— start MATERIAL TO PROCESS —

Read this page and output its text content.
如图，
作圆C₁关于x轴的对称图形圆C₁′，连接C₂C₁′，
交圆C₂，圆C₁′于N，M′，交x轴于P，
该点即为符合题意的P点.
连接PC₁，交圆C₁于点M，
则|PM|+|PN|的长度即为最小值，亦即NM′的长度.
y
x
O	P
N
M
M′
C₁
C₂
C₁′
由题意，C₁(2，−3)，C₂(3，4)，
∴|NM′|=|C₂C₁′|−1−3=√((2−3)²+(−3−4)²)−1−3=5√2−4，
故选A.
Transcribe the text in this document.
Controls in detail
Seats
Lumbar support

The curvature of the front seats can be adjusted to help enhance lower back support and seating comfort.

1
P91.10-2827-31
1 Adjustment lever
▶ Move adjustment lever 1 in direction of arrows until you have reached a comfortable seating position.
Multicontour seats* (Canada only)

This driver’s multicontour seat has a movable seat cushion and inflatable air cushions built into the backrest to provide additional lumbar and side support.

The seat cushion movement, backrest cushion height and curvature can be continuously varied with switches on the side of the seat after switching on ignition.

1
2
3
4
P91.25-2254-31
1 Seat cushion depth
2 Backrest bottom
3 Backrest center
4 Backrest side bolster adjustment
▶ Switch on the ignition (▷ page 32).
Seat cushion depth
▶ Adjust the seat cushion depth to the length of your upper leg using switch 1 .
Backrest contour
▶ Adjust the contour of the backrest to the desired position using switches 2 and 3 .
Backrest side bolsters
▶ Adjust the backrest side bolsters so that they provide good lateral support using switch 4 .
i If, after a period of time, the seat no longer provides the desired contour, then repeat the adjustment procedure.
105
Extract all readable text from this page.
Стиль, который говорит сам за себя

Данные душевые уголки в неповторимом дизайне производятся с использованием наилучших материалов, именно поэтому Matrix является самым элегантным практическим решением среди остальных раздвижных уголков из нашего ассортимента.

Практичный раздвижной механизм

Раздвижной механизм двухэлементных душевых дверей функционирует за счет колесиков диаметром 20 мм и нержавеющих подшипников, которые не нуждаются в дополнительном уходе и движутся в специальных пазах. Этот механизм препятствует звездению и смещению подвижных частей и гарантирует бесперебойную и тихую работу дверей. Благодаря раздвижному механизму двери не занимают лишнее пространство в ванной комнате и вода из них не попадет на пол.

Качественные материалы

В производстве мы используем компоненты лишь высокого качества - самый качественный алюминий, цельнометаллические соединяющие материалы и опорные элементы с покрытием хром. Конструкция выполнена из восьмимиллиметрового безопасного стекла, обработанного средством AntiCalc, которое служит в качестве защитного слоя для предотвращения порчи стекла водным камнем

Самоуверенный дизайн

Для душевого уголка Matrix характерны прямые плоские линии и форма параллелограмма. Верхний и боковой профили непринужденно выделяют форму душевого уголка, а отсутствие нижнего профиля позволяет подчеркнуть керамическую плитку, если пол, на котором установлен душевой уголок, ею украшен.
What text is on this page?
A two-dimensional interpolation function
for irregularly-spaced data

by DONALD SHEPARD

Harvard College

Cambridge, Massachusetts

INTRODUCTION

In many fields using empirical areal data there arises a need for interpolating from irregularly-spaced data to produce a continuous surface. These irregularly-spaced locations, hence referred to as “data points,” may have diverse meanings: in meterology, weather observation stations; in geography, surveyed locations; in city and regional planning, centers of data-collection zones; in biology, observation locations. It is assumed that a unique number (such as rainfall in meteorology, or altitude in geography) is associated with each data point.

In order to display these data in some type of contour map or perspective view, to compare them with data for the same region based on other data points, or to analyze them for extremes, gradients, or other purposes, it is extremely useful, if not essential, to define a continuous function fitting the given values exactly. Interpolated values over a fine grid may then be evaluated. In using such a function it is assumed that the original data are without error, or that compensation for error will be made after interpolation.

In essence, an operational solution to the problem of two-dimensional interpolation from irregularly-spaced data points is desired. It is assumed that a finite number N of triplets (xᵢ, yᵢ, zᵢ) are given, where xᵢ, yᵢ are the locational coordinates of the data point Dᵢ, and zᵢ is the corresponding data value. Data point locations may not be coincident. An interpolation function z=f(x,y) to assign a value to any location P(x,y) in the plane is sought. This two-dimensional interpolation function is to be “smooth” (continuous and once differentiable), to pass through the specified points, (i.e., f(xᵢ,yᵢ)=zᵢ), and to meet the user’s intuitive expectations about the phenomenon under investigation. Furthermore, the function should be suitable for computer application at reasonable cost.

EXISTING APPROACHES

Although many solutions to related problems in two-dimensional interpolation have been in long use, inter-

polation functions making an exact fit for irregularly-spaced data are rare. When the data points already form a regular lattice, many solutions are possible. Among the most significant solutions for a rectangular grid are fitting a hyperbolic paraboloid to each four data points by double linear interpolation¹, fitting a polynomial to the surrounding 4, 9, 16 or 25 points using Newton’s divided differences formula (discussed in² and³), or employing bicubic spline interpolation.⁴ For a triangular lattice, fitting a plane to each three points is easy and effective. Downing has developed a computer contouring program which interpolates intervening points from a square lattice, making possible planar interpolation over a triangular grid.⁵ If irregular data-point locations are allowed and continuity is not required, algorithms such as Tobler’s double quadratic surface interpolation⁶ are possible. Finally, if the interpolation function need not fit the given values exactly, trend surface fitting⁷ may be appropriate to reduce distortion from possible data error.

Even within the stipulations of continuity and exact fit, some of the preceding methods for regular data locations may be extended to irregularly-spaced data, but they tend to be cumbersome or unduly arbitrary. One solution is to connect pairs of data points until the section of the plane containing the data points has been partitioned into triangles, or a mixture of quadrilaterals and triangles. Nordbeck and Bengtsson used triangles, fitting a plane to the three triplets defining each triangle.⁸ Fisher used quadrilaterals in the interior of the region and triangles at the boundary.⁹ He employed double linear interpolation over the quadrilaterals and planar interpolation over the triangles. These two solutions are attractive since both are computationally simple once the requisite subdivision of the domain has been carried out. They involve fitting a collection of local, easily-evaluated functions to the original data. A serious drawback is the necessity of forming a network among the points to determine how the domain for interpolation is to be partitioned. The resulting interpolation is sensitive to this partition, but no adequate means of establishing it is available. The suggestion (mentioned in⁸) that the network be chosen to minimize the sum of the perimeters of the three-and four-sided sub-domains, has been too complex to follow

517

— end MATERIAL TO PROCESS —

**EXERCISE**
Report how many lines in these entries contain "then". Answer with the number only.

**SOLUTION BELOW**
2